----- Data supplied

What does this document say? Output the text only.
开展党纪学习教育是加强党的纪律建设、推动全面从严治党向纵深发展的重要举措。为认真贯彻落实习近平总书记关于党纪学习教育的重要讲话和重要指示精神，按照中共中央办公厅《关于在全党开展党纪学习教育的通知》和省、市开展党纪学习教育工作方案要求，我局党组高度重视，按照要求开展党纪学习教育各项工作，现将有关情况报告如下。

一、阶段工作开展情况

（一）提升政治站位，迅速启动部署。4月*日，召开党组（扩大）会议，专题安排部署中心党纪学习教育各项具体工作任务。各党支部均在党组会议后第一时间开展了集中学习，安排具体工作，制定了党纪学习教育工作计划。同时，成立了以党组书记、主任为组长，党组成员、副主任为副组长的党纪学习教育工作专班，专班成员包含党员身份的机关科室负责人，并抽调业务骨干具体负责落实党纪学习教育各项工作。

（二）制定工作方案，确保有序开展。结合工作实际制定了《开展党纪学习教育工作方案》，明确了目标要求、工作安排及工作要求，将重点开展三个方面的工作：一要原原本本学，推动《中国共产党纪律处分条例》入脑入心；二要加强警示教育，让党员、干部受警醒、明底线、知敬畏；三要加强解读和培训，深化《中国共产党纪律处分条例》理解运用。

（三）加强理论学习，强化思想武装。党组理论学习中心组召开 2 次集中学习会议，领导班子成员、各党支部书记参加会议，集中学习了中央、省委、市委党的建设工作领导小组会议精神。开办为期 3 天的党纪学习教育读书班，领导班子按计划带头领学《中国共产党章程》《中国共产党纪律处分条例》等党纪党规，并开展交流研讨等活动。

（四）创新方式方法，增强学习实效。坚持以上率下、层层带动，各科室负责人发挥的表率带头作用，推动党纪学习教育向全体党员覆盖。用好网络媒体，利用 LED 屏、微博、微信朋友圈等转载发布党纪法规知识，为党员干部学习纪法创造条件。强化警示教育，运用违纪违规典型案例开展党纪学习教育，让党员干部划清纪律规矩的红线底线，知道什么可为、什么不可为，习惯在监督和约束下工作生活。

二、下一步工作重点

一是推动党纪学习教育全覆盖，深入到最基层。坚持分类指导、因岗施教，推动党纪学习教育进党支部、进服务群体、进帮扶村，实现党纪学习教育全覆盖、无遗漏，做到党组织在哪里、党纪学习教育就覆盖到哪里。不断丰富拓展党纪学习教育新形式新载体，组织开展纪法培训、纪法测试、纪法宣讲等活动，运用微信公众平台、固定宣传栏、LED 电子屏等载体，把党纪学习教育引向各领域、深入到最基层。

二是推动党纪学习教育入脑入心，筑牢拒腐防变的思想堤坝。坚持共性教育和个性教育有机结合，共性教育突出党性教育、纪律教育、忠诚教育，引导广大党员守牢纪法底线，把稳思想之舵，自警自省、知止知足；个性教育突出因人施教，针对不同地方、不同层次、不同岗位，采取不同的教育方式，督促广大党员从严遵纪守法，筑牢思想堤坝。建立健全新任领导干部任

----------

- What you have to do:
Report only the number of lines in the records that include the word "中国共产党纪律处分条例".

- Written response:
2